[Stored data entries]
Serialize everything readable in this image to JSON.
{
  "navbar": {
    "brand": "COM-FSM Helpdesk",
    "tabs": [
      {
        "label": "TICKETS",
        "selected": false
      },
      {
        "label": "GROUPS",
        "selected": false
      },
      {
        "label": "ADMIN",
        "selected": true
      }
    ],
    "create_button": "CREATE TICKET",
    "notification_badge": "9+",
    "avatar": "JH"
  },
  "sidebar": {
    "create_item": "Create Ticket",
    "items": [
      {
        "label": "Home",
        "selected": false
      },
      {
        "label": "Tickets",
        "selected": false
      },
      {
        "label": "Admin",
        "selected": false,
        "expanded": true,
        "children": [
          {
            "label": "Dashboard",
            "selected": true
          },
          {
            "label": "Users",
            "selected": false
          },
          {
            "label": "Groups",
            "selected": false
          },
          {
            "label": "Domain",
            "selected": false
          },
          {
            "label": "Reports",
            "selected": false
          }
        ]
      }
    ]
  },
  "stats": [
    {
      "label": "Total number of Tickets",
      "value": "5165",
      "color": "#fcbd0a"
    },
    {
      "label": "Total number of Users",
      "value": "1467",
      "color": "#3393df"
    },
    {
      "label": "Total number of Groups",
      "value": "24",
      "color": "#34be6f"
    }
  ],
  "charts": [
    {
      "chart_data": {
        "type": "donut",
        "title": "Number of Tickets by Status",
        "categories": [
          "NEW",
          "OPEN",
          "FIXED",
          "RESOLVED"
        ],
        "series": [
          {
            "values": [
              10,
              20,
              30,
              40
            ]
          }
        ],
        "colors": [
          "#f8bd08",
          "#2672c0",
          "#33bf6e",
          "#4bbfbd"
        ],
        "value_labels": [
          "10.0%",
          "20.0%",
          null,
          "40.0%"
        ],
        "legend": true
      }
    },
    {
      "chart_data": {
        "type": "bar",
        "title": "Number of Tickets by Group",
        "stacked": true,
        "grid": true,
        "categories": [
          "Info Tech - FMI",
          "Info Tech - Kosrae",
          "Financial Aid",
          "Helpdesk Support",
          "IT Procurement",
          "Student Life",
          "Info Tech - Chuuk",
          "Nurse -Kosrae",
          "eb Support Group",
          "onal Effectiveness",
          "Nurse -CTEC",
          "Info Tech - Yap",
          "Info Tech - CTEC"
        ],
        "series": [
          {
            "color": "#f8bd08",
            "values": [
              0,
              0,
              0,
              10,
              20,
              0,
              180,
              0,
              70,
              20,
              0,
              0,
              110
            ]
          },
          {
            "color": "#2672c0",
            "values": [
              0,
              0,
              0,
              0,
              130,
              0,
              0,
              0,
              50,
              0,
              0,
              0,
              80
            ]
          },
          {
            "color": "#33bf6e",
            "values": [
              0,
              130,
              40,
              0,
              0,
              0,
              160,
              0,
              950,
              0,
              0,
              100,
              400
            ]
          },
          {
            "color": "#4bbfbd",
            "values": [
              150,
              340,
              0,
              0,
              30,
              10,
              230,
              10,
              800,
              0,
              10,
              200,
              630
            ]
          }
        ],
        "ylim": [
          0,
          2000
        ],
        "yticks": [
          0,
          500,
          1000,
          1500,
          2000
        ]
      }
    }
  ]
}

Given exercise:
Repeat every record, keeping each word and mark exactly as it is.

The completed task:
Serialize everything readable in this image to JSON.
{
  "navbar": {
    "brand": "COM-FSM Helpdesk",
    "tabs": [
      {
        "label": "TICKETS",
        "selected": false
      },
      {
        "label": "GROUPS",
        "selected": false
      },
      {
        "label": "ADMIN",
        "selected": true
      }
    ],
    "create_button": "CREATE TICKET",
    "notification_badge": "9+",
    "avatar": "JH"
  },
  "sidebar": {
    "create_item": "Create Ticket",
    "items": [
      {
        "label": "Home",
        "selected": false
      },
      {
        "label": "Tickets",
        "selected": false
      },
      {
        "label": "Admin",
        "selected": false,
        "expanded": true,
        "children": [
          {
            "label": "Dashboard",
            "selected": true
          },
          {
            "label": "Users",
            "selected": false
          },
          {
            "label": "Groups",
            "selected": false
          },
          {
            "label": "Domain",
            "selected": false
          },
          {
            "label": "Reports",
            "selected": false
          }
        ]
      }
    ]
  },
  "stats": [
    {
      "label": "Total number of Tickets",
      "value": "5165",
      "color": "#fcbd0a"
    },
    {
      "label": "Total number of Users",
      "value": "1467",
      "color": "#3393df"
    },
    {
      "label": "Total number of Groups",
      "value": "24",
      "color": "#34be6f"
    }
  ],
  "charts": [
    {
      "chart_data": {
        "type": "donut",
        "title": "Number of Tickets by Status",
        "categories": [
          "NEW",
          "OPEN",
          "FIXED",
          "RESOLVED"
        ],
        "series": [
          {
            "values": [
              10,
              20,
              30,
              40
            ]
          }
        ],
        "colors": [
          "#f8bd08",
          "#2672c0",
          "#33bf6e",
          "#4bbfbd"
        ],
        "value_labels": [
          "10.0%",
          "20.0%",
          null,
          "40.0%"
        ],
        "legend": true
      }
    },
    {
      "chart_data": {
        "type": "bar",
        "title": "Number of Tickets by Group",
        "stacked": true,
        "grid": true,
        "categories": [
          "Info Tech - FMI",
          "Info Tech - Kosrae",
          "Financial Aid",
          "Helpdesk Support",
          "IT Procurement",
          "Student Life",
          "Info Tech - Chuuk",
          "Nurse -Kosrae",
          "eb Support Group",
          "onal Effectiveness",
          "Nurse -CTEC",
          "Info Tech - Yap",
          "Info Tech - CTEC"
        ],
        "series": [
          {
            "color": "#f8bd08",
            "values": [
              0,
              0,
              0,
              10,
              20,
              0,
              180,
              0,
              70,
              20,
              0,
              0,
              110
            ]
          },
          {
            "color": "#2672c0",
            "values": [
              0,
              0,
              0,
              0,
              130,
              0,
              0,
              0,
              50,
              0,
              0,
              0,
              80
            ]
          },
          {
            "color": "#33bf6e",
            "values": [
              0,
              130,
              40,
              0,
              0,
              0,
              160,
              0,
              950,
              0,
              0,
              100,
              400
            ]
          },
          {
            "color": "#4bbfbd",
            "values": [
              150,
              340,
              0,
              0,
              30,
              10,
              230,
              10,
              800,
              0,
              10,
              200,
              630
            ]
          }
        ],
        "ylim": [
          0,
          2000
        ],
        "yticks": [
          0,
          500,
          1000,
          1500,
          2000
        ]
      }
    }
  ]
}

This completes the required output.